##### VORLIEGENDER TEXTAUSZUG #####
Weil du mir gegeben hast, mußt du mein sein? Oder wer hat Anrecht auf den Boden, daß er ihn verschenken könnte?
Ich wußte keinen Verwachs zwischen Scholle und Mensch. Nur eingeschlummertes Unrecht, dessen Spitze man nicht mehr absieht!
Als die Menschen uneinig wurden, verloren sie das Recht auf die Erde. »Gleiches Recht für alle!« ist die stumme Sprache ihrer Gewährung. Die Speisen, die so verschwenderisch aufgetischten, wie schmutzig erfeilscht mochten sie sein.
Da blinken droben die unzähligen Welten in flimmerndem Frieden die ganze Nacht, während die aufdringliche Pracht der Lüsters längst kleinlich-knauserig gelöscht ist. O diese Lüge!
So kommt zum Menschenhaß – nicht à la Kotzebue die Reue, sondern die Naturliebe, wie bei Byron, so bei Turgenjew.
##### VORLIEGENDE DATEN #####
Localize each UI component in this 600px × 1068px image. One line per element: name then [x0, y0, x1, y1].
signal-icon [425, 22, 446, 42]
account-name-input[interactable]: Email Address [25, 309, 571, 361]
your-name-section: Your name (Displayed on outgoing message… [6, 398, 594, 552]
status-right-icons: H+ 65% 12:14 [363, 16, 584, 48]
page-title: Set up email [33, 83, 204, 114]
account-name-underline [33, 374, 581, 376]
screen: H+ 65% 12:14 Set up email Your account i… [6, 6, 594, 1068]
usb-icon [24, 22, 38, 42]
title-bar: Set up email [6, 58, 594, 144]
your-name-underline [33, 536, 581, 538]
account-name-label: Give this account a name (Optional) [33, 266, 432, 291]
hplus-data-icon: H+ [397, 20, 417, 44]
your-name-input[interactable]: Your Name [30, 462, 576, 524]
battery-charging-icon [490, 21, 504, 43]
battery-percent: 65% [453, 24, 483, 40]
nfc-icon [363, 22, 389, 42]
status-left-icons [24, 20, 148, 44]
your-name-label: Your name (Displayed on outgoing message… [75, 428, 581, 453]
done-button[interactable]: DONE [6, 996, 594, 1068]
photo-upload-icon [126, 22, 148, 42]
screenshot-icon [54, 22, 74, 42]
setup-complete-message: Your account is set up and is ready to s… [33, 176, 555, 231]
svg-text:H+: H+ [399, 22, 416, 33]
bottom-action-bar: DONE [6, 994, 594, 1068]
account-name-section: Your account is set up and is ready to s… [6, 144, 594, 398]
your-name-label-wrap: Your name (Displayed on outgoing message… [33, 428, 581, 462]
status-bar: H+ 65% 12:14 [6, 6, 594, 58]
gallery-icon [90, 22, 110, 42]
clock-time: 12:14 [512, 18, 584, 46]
#####
**GESTELLTE AUFGABE**
Setze den Auszug über das Recht auf Grund und Boden nach seinem letzten Satz fort.

**ERGEBNIS DER AUFGABE**
So sagt Schiller: »Unser Gefühl für Natur gleicht der Empfindung des Kranken für die Gesundheit. Es ist nicht Naturmäßigkeit, was uns so schwärmerisch zu ihr zieht, sondern die Naturwidrigkeit unserer Zustände und Sitten, weil die Natur bei uns verschwunden ist, und weil wir sie nur. außerhalb des Menschen in der unbeseelten Natur wiederfinden.«
Lessing ist in seiner Naturgleichgültigkeit der gerade Gegensatz zu Turgenjew.
Lessing ist Reformator. Da gilt es zu arbeiten, zu zerstören und aufzubauen. Da gilt es, die wohlfeile Schwärmerei für Bach und Hirtenflöte zu vertilgen und würdige Ziele der Dichtkunst zu stecken.
Feste Umrisse, die nur der Meister ausfüllen kann, Epos und Drama, sollen anstelle der verschwommenen Empfindsamkeit kommen, zu der jede Butterseele ihren Beitrag liefern kann.
Und dann mußte ja gerade gegen die Naturmalerei als eine Vermatschung der Künste Einspruch getan werden. Turgenjew und Geßner!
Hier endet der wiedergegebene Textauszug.